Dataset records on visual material
+++++

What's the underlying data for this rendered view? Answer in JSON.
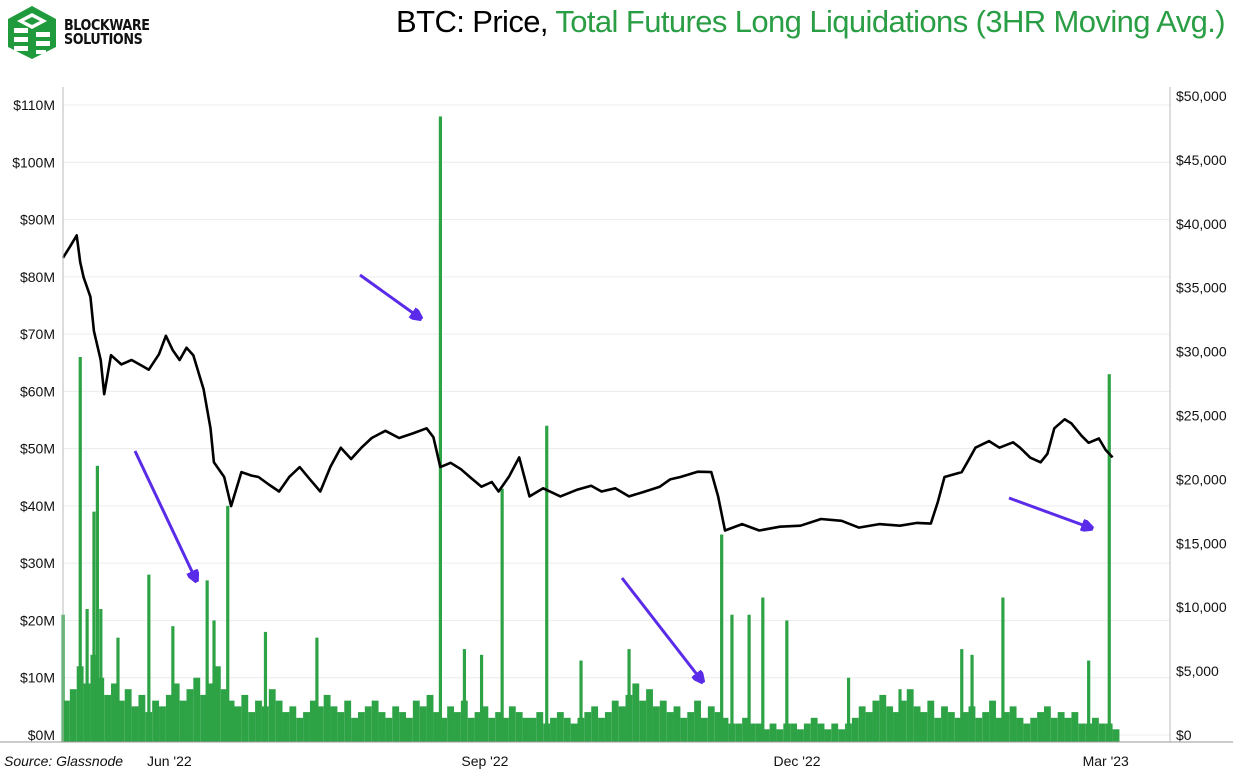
{
  "header": {
    "logo_text_line1": "BLOCKWARE",
    "logo_text_line2": "SOLUTIONS",
    "title_part1": "BTC: Price, ",
    "title_part2": "Total Futures Long Liquidations (3HR Moving Avg.)"
  },
  "source": "Source: Glassnode",
  "colors": {
    "price": "#000000",
    "liquidations": "#2ea346",
    "arrow": "#5a2be8",
    "title_green": "#2a9e44"
  },
  "chart_data": {
    "type": "bar+line",
    "title": "BTC: Price, Total Futures Long Liquidations (3HR Moving Avg.)",
    "x_unit": "days since 2022-05-01",
    "x_range": [
      0,
      308
    ],
    "x_ticks": [
      {
        "label": "Jun '22",
        "day": 31
      },
      {
        "label": "Sep '22",
        "day": 123
      },
      {
        "label": "Dec '22",
        "day": 214
      },
      {
        "label": "Mar '23",
        "day": 304
      }
    ],
    "left_axis": {
      "label": "Total Futures Long Liquidations",
      "range": [
        0,
        110
      ],
      "unit": "$M",
      "ticks": [
        "$0M",
        "$10M",
        "$20M",
        "$30M",
        "$40M",
        "$50M",
        "$60M",
        "$70M",
        "$80M",
        "$90M",
        "$100M",
        "$110M"
      ]
    },
    "right_axis": {
      "label": "BTC Price",
      "range": [
        0,
        50000
      ],
      "unit": "USD",
      "ticks": [
        "$0",
        "$5,000",
        "$10,000",
        "$15,000",
        "$20,000",
        "$25,000",
        "$30,000",
        "$35,000",
        "$40,000",
        "$45,000",
        "$50,000"
      ]
    },
    "series": [
      {
        "name": "BTC Price",
        "type": "line",
        "axis": "right",
        "points": [
          [
            0,
            37340
          ],
          [
            2,
            38200
          ],
          [
            4,
            39090
          ],
          [
            5,
            37000
          ],
          [
            6,
            35810
          ],
          [
            8,
            34290
          ],
          [
            9,
            31620
          ],
          [
            11,
            29340
          ],
          [
            12,
            26670
          ],
          [
            14,
            29720
          ],
          [
            17,
            29000
          ],
          [
            20,
            29340
          ],
          [
            23,
            28900
          ],
          [
            25,
            28580
          ],
          [
            28,
            29800
          ],
          [
            30,
            31240
          ],
          [
            32,
            30100
          ],
          [
            34,
            29340
          ],
          [
            36,
            30300
          ],
          [
            38,
            29720
          ],
          [
            41,
            27050
          ],
          [
            43,
            24000
          ],
          [
            44,
            21340
          ],
          [
            47,
            20190
          ],
          [
            49,
            17910
          ],
          [
            52,
            20570
          ],
          [
            55,
            20300
          ],
          [
            57,
            20190
          ],
          [
            60,
            19600
          ],
          [
            63,
            19050
          ],
          [
            66,
            20200
          ],
          [
            69,
            20960
          ],
          [
            72,
            20000
          ],
          [
            75,
            19050
          ],
          [
            78,
            21000
          ],
          [
            81,
            22480
          ],
          [
            84,
            21600
          ],
          [
            87,
            22480
          ],
          [
            90,
            23240
          ],
          [
            94,
            23800
          ],
          [
            98,
            23240
          ],
          [
            102,
            23600
          ],
          [
            106,
            24000
          ],
          [
            108,
            23300
          ],
          [
            110,
            20960
          ],
          [
            113,
            21300
          ],
          [
            116,
            20800
          ],
          [
            119,
            20100
          ],
          [
            122,
            19430
          ],
          [
            125,
            19800
          ],
          [
            127,
            19050
          ],
          [
            130,
            20200
          ],
          [
            133,
            21720
          ],
          [
            136,
            18670
          ],
          [
            140,
            19300
          ],
          [
            145,
            18670
          ],
          [
            150,
            19200
          ],
          [
            154,
            19500
          ],
          [
            157,
            19050
          ],
          [
            161,
            19300
          ],
          [
            165,
            18670
          ],
          [
            169,
            19000
          ],
          [
            174,
            19430
          ],
          [
            177,
            20000
          ],
          [
            180,
            20190
          ],
          [
            185,
            20600
          ],
          [
            189,
            20570
          ],
          [
            191,
            18670
          ],
          [
            193,
            16000
          ],
          [
            198,
            16500
          ],
          [
            203,
            16000
          ],
          [
            209,
            16300
          ],
          [
            215,
            16380
          ],
          [
            221,
            16900
          ],
          [
            227,
            16760
          ],
          [
            232,
            16230
          ],
          [
            238,
            16500
          ],
          [
            244,
            16380
          ],
          [
            249,
            16600
          ],
          [
            253,
            16540
          ],
          [
            255,
            18200
          ],
          [
            257,
            20190
          ],
          [
            262,
            20570
          ],
          [
            264,
            21500
          ],
          [
            266,
            22480
          ],
          [
            270,
            23000
          ],
          [
            273,
            22480
          ],
          [
            277,
            22900
          ],
          [
            279,
            22480
          ],
          [
            282,
            21700
          ],
          [
            285,
            21340
          ],
          [
            287,
            22000
          ],
          [
            289,
            24000
          ],
          [
            292,
            24700
          ],
          [
            294,
            24380
          ],
          [
            297,
            23400
          ],
          [
            299,
            22860
          ],
          [
            302,
            23200
          ],
          [
            304,
            22300
          ],
          [
            306,
            21720
          ]
        ]
      },
      {
        "name": "Total Futures Long Liquidations (3HR Moving Avg.)",
        "type": "bar",
        "axis": "left",
        "unit": "$M",
        "baseline_step_days": 2,
        "baseline": [
          6,
          8,
          12,
          9,
          14,
          10,
          7,
          9,
          6,
          8,
          5,
          7,
          4,
          6,
          5,
          7,
          9,
          6,
          8,
          10,
          7,
          9,
          12,
          8,
          6,
          5,
          7,
          4,
          6,
          5,
          8,
          6,
          4,
          5,
          3,
          4,
          6,
          5,
          7,
          5,
          4,
          6,
          3,
          4,
          5,
          6,
          4,
          3,
          5,
          4,
          3,
          6,
          5,
          7,
          4,
          3,
          5,
          4,
          6,
          3,
          4,
          5,
          3,
          4,
          3,
          5,
          4,
          3,
          3,
          4,
          2,
          3,
          4,
          3,
          2,
          3,
          4,
          5,
          3,
          4,
          6,
          5,
          7,
          9,
          6,
          8,
          5,
          6,
          4,
          5,
          3,
          4,
          6,
          3,
          5,
          4,
          3,
          2,
          2,
          3,
          2,
          2,
          1,
          2,
          1,
          2,
          2,
          1,
          2,
          3,
          2,
          1,
          2,
          1,
          2,
          3,
          5,
          4,
          6,
          7,
          5,
          4,
          6,
          8,
          5,
          4,
          6,
          3,
          5,
          4,
          3,
          4,
          5,
          3,
          4,
          6,
          3,
          4,
          5,
          3,
          2,
          3,
          4,
          5,
          3,
          4,
          3,
          4,
          2,
          2,
          3,
          2,
          2,
          1
        ],
        "spikes": [
          [
            0,
            21
          ],
          [
            5,
            66
          ],
          [
            7,
            22
          ],
          [
            9,
            39
          ],
          [
            10,
            47
          ],
          [
            11,
            22
          ],
          [
            16,
            17
          ],
          [
            25,
            28
          ],
          [
            32,
            19
          ],
          [
            42,
            27
          ],
          [
            44,
            20
          ],
          [
            48,
            40
          ],
          [
            59,
            18
          ],
          [
            74,
            17
          ],
          [
            110,
            108
          ],
          [
            117,
            15
          ],
          [
            122,
            14
          ],
          [
            128,
            43
          ],
          [
            141,
            54
          ],
          [
            151,
            13
          ],
          [
            165,
            15
          ],
          [
            192,
            35
          ],
          [
            195,
            21
          ],
          [
            200,
            21
          ],
          [
            204,
            24
          ],
          [
            211,
            20
          ],
          [
            229,
            10
          ],
          [
            244,
            8
          ],
          [
            262,
            15
          ],
          [
            265,
            14
          ],
          [
            274,
            24
          ],
          [
            299,
            13
          ],
          [
            305,
            63
          ]
        ]
      }
    ],
    "annotations": [
      "arrow to late-May spike",
      "arrow to Jun '22 spike",
      "arrow to Aug '22 $108M spike",
      "arrow to Nov '22 FTX spike",
      "arrow to Mar '23 spike"
    ],
    "grid": true,
    "legend": "title"
  }
}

+++++

• _Set task_
Copy every line above in which the string "name" shows up.

• _Result of this task_
        "name": "BTC Price",
        "name": "Total Futures Long Liquidations (3HR Moving Avg.)",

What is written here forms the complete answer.